Find each line with the word "total" and copy it.

Stored data entries
......

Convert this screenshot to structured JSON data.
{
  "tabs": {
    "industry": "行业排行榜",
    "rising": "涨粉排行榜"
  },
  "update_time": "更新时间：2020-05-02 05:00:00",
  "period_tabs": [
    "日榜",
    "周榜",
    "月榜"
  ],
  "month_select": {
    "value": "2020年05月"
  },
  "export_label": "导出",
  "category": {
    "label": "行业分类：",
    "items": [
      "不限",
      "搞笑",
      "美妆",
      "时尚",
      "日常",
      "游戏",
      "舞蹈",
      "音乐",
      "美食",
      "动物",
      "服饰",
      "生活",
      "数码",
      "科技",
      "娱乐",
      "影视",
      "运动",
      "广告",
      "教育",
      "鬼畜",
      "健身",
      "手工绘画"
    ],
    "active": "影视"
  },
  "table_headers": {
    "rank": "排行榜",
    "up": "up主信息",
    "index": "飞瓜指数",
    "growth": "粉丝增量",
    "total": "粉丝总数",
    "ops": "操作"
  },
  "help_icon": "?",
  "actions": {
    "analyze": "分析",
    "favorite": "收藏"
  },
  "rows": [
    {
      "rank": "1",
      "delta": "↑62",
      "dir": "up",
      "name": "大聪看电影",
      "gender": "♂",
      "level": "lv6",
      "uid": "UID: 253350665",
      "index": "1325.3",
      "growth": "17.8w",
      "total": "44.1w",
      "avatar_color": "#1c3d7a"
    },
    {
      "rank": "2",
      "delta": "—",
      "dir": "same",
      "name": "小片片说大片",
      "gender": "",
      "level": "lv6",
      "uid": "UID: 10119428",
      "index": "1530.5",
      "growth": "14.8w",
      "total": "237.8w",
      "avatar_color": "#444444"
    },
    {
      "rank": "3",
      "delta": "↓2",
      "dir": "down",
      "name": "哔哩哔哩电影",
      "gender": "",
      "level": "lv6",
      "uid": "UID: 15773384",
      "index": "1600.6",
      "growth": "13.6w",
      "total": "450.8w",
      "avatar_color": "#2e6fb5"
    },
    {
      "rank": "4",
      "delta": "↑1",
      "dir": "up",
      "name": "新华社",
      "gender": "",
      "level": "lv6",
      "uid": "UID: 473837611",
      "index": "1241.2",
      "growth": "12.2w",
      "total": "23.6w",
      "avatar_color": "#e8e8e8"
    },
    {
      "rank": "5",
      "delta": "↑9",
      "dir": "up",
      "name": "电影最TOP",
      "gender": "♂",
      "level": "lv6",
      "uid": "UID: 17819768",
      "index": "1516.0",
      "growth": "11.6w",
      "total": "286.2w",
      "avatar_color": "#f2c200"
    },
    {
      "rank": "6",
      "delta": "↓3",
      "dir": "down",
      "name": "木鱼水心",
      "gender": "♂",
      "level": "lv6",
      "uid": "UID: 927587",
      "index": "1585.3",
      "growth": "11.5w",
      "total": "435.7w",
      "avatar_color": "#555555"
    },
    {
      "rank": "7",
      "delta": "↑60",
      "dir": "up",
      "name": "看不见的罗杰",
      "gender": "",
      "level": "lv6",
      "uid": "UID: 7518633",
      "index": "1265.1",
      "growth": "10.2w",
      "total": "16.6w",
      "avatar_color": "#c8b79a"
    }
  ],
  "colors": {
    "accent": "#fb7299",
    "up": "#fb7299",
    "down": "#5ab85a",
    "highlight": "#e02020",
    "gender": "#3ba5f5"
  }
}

......

### Answer
    "total": "粉丝总数",
      "total": "44.1w",
      "total": "237.8w",
      "total": "450.8w",
      "total": "23.6w",
      "total": "286.2w",
      "total": "435.7w",
      "total": "16.6w",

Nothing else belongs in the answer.